_FRAGMENTO SELECCIONADO:_
EL FACTOR INTEGRACION

Lo más sobresaliente del fenómeno Aibo, o de los juguetes robot en general, ha sido la capacidad de trasladar a un objeto de uso cotidiano principios que reflejan las tendencias en investigación. En este caso, la lenta pero progresiva transformación de elementos clásicos de la IA, nacidos en su gran mayoría en la década de los sesenta, y que evolucionaron prácticamente cada uno por su cuenta hasta llegar a nuestros días. Entre ellos, la capacidad de cálculo aplicada al juego del ajedrez, la síntesis de voz, la visión artificial o el control mecánico.

Cada una de estas ramas, aupadas con el espectacular desarrollo informático de los tres últimos decenios, han consolidado productos y aplicaciones de innegable interés económico e industrial. Pero con funcionalidades casi únicas. Como suele decir con cierta sorna Luc Steels, director del Laboratorio de Inteligencia Artificial de la Universidad Libre de Bruselas, y al alimón director de Sony Computer Science: de poco sirve un robot que sólo juegue al ajedrez. Puede ser extraordinariamente eficiente en el juego, añade a modo de coletilla, pero hoy por hoy tampoco juega como lo haría un ser humano.

Lo mismo ocurre con otras muchas aplicaciones y desarrollos de la IA: pueden llegar a conseguir una alta eficiencia para lo que fueron previstas pero suelen carecer de margen de maniobra. Como consecuencia, su puesta a punto es casi única, con lo que se incrementan notablemente los costes de desarrollo.

La industria japonesa, aunque no es ni mucho menos la única, está tratando de dar la vuelta al calcetín. La tendencia ahora es regresar a los orígenes y tomar la inteligencia artificial como un todo en el que términos como la capacidad de autoaprendizaje y comprensión general del mundo son premisas fundamentales para cualquier nuevo proyecto de investigación.

Un robot debe ser capaz de interactuar con el mundo real. Esta es la máxima que impera en Japón y que poco a poco ha empezado a calar en Europa y Estados Unidos. La expresión se acompaña de otras citas. Una de ellas, a modo de pregunta, da mayor sentido si cabe a la primera: ¿De qué sirve un cuerpo sin cerebro? Se llega así al final del camino, ambicioso pero coherente: integrar en un solo objeto los conocimientos adquiridos a lo largo de cuatro décadas como método para reinventar aplicaciones diversas.

_MATERIAL EXTRAÍDO:_
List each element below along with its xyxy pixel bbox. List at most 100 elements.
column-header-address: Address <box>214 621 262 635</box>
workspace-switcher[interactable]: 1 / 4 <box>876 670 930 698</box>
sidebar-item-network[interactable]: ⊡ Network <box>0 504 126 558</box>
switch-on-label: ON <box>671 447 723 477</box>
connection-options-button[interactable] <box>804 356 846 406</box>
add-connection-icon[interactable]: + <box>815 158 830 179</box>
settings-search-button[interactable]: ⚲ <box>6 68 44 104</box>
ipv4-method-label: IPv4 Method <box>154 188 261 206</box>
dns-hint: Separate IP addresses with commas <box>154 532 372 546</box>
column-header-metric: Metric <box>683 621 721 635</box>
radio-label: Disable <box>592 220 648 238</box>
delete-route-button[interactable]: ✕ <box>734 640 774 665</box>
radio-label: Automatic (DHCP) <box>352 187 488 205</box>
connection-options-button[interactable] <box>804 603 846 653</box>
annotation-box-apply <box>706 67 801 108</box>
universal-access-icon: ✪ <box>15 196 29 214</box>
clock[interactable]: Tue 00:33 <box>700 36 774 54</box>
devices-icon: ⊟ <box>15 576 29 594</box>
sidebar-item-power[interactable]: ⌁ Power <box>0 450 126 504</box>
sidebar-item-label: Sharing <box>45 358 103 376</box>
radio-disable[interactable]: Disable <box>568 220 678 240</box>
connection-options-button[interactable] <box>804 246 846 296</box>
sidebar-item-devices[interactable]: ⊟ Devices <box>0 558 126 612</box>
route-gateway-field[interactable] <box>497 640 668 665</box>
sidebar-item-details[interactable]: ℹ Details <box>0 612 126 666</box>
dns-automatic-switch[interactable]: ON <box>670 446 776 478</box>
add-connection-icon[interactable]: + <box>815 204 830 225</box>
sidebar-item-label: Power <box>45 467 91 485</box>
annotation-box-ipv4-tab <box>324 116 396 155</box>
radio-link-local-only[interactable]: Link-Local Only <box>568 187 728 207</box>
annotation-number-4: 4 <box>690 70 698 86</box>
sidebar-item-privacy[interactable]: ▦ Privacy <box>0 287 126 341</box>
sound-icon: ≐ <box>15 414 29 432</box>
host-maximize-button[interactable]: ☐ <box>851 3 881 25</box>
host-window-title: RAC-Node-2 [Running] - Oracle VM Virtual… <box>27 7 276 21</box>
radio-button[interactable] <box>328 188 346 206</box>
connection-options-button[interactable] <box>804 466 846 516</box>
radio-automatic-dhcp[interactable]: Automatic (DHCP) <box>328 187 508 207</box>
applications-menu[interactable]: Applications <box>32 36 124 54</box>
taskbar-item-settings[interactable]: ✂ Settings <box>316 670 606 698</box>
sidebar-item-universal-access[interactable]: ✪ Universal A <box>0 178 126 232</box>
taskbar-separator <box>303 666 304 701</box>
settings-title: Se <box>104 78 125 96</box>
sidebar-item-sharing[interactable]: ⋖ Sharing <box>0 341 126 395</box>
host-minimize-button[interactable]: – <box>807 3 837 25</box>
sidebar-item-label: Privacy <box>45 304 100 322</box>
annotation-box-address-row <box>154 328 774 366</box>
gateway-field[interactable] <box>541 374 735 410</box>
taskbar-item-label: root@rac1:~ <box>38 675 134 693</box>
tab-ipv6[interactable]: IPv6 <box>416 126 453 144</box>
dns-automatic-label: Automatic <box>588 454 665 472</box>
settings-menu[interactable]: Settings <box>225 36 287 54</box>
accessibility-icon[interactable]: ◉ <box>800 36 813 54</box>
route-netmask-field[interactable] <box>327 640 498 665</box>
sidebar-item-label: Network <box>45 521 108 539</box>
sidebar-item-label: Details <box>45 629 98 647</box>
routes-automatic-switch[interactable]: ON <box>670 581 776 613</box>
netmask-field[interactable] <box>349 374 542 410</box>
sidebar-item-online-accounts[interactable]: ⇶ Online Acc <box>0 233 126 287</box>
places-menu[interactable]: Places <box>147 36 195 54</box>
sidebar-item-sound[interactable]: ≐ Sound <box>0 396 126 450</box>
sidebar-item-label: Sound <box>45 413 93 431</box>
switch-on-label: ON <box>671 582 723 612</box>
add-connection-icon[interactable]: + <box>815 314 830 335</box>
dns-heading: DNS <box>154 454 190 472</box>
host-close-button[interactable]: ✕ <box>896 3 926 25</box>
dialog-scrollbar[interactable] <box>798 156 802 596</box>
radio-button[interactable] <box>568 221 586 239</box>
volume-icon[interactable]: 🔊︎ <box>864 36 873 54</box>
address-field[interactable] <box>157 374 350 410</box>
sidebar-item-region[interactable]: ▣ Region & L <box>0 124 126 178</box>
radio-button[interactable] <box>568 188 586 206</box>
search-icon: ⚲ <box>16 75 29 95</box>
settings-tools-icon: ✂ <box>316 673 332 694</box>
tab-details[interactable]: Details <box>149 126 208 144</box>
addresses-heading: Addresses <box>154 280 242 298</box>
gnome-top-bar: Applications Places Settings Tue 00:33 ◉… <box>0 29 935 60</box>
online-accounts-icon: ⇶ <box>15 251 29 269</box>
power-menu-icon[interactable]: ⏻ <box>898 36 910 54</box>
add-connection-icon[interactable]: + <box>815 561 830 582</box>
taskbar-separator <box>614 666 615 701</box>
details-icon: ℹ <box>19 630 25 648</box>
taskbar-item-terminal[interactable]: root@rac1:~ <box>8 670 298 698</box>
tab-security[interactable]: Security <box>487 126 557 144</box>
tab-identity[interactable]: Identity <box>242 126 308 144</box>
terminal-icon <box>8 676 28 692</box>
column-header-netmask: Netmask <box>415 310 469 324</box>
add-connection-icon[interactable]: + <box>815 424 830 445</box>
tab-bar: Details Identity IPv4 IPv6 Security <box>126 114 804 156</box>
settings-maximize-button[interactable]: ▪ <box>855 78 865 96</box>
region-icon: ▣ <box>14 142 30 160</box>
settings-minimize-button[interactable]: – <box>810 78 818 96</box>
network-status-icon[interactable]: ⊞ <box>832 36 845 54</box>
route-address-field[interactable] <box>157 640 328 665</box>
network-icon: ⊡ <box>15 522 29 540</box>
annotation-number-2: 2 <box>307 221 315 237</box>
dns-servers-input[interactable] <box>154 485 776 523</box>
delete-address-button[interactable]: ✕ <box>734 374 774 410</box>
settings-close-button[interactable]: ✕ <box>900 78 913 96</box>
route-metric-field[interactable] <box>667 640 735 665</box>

_PROBLEMAS PROPUESTOS:_
(a) Según el fragmento sobre el factor integración, ¿por qué se incrementan notablemente los costes de desarrollo de muchas aplicaciones de la IA? Explícalo en una a tres oraciones.
(b) Prosigue el fragmento sobre el factor integración a partir de su última oración.

_RESPUESTAS POR TAREA:_
(a) Esas aplicaciones pueden alcanzar una alta eficiencia en aquello para lo que fueron previstas, pero suelen carecer de margen de maniobra. Por eso su puesta a punto es casi única, y esto eleva notablemente los costes de desarrollo.

(b)
Los primeros desarrollos surgidos del nuevo enfoque son un tanto peregrinos y hasta cierto punto superficiales, pero tienen su mérito. Aibo, Asimo o cualquier otro robot animaloide o humanoide tienen capacidades muy limitadas pero son capaces de interactuar mínimamente con su entorno. Responden a órdenes complejas, identifican voces y expresiones, reflejan sentimientos primarios como alegría y tristeza y están dotados de cierta capacidad de aprendizaje.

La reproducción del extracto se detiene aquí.